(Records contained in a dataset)
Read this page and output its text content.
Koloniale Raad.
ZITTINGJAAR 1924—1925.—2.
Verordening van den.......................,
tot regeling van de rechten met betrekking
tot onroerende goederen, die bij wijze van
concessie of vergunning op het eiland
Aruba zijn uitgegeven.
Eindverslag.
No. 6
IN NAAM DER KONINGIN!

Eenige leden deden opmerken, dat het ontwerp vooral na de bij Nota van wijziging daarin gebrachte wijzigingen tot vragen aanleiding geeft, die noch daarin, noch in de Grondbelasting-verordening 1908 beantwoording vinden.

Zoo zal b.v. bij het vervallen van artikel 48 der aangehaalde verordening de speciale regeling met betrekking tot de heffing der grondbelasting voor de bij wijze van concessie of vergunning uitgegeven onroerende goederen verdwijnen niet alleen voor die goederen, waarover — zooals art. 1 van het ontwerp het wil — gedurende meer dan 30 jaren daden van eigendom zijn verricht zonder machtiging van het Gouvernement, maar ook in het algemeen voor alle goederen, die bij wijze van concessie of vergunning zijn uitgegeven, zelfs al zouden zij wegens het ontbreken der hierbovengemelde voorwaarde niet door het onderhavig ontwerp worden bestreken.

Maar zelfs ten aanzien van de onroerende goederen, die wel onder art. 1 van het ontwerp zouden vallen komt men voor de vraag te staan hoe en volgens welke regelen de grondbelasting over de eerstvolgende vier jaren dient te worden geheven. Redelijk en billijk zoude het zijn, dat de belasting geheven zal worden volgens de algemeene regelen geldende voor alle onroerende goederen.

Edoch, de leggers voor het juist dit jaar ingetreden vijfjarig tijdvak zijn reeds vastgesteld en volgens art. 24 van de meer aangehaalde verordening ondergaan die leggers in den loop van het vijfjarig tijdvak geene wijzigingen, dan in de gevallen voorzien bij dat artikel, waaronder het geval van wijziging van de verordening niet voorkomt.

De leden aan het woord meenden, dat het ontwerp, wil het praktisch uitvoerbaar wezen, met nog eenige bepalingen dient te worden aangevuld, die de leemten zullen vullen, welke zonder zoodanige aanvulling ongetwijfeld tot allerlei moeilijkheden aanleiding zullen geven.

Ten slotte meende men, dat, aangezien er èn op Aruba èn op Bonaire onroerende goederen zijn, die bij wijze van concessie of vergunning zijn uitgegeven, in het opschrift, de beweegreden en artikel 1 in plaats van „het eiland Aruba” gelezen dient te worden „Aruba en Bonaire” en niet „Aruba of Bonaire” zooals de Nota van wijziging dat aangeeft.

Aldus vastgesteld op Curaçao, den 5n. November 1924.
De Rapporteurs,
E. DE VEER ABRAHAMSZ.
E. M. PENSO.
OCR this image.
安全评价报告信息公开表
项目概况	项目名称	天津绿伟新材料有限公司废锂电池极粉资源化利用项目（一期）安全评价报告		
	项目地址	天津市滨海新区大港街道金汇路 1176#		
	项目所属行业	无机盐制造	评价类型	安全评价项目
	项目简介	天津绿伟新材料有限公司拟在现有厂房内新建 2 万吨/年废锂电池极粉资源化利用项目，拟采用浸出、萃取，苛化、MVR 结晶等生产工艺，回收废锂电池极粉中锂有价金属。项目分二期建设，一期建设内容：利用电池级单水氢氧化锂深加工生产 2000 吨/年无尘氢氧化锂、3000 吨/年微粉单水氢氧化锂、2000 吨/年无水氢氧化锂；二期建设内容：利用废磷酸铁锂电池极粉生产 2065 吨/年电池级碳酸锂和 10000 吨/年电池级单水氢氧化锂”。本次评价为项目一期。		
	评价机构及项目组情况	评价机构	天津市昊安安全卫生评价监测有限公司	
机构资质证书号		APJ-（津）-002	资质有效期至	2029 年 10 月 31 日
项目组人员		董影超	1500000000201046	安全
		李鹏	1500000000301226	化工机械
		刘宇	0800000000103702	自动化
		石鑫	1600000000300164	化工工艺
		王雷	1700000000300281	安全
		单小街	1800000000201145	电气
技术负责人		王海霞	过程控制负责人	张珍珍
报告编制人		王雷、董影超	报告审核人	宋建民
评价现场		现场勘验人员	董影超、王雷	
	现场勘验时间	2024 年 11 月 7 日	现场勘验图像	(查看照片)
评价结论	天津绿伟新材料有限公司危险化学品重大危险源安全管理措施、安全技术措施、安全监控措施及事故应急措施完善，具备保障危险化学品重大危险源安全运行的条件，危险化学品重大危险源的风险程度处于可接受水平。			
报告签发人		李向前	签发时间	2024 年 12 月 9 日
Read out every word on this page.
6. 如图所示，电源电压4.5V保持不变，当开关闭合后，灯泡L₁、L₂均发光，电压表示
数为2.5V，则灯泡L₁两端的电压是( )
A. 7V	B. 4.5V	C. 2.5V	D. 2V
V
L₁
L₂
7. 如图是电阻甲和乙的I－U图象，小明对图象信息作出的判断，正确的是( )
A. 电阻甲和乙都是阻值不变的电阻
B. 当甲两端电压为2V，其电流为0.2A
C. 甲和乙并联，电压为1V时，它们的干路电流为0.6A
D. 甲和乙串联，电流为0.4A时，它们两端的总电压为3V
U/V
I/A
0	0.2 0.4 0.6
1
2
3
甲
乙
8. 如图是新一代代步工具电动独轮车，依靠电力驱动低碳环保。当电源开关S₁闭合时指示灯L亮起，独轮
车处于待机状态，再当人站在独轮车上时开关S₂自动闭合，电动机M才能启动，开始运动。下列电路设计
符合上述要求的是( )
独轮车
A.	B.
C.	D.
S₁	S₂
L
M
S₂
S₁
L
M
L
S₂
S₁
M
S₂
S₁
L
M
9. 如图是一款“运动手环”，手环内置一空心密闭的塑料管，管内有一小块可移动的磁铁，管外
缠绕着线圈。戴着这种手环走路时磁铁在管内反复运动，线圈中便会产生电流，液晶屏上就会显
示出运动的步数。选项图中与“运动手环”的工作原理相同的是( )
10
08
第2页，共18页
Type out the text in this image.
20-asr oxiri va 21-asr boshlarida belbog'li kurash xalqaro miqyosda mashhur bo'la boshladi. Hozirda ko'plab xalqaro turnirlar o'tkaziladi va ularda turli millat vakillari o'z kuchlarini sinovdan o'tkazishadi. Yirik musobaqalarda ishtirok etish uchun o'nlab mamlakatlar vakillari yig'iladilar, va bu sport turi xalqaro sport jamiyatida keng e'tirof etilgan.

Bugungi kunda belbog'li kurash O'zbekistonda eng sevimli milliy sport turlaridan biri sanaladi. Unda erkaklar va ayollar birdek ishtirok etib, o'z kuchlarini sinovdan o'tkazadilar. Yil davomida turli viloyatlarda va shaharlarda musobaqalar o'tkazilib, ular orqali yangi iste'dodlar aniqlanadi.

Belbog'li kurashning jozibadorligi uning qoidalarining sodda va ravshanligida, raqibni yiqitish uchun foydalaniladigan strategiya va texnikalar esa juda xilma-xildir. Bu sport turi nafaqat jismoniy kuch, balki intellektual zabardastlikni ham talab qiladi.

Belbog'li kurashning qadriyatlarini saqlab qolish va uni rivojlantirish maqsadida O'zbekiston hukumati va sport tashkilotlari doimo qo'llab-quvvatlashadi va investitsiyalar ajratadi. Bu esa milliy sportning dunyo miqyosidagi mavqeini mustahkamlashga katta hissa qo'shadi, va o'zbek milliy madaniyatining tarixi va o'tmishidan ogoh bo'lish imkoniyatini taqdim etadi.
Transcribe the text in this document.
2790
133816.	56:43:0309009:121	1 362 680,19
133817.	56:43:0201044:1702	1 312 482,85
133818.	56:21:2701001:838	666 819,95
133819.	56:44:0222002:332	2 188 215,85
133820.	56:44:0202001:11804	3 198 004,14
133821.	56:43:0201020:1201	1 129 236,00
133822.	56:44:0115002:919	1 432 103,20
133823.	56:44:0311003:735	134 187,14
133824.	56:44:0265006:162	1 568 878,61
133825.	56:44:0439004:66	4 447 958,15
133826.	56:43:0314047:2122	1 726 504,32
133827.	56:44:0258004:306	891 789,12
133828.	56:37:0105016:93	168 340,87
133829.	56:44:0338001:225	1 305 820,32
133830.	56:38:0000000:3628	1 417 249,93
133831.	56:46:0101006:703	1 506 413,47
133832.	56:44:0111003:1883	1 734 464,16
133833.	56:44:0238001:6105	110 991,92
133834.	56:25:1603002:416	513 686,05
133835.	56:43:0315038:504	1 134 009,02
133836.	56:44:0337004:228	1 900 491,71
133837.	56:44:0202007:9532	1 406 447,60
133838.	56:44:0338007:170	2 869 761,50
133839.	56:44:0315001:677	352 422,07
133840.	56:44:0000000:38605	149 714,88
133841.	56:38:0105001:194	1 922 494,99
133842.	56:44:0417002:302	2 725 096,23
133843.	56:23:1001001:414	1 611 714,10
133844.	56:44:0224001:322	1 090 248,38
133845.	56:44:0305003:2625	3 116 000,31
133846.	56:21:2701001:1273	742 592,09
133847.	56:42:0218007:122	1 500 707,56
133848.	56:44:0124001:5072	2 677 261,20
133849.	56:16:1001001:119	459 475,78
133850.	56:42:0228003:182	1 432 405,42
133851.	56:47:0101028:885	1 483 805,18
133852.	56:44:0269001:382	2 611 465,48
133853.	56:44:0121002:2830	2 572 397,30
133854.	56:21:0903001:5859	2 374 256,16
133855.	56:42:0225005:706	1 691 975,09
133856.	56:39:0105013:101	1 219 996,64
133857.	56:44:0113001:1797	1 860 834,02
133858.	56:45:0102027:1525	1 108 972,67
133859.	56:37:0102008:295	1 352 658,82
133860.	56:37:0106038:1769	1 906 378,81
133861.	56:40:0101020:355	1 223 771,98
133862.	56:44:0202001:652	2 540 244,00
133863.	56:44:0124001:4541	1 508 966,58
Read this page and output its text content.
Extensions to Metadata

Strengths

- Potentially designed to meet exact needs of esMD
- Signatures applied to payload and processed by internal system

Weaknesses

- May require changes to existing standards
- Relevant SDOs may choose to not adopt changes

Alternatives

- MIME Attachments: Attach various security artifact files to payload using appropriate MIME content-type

→ Exercise goal
Identify the lines that hold the word "Nota". Copy every one of them.

→ Answer to the exercise
Eenige leden deden opmerken, dat het ontwerp vooral na de bij Nota van wijziging daarin gebrachte wijzigingen tot vragen aanleiding geeft, die noch daarin, noch in de Grondbelasting-verordening 1908 beantwoording vinden.
Ten slotte meende men, dat, aangezien er èn op Aruba èn op Bonaire onroerende goederen zijn, die bij wijze van concessie of vergunning zijn uitgegeven, in het opschrift, de beweegreden en artikel 1 in plaats van „het eiland Aruba” gelezen dient te worden „Aruba en Bonaire” en niet „Aruba of Bonaire” zooals de Nota van wijziging dat aangeeft.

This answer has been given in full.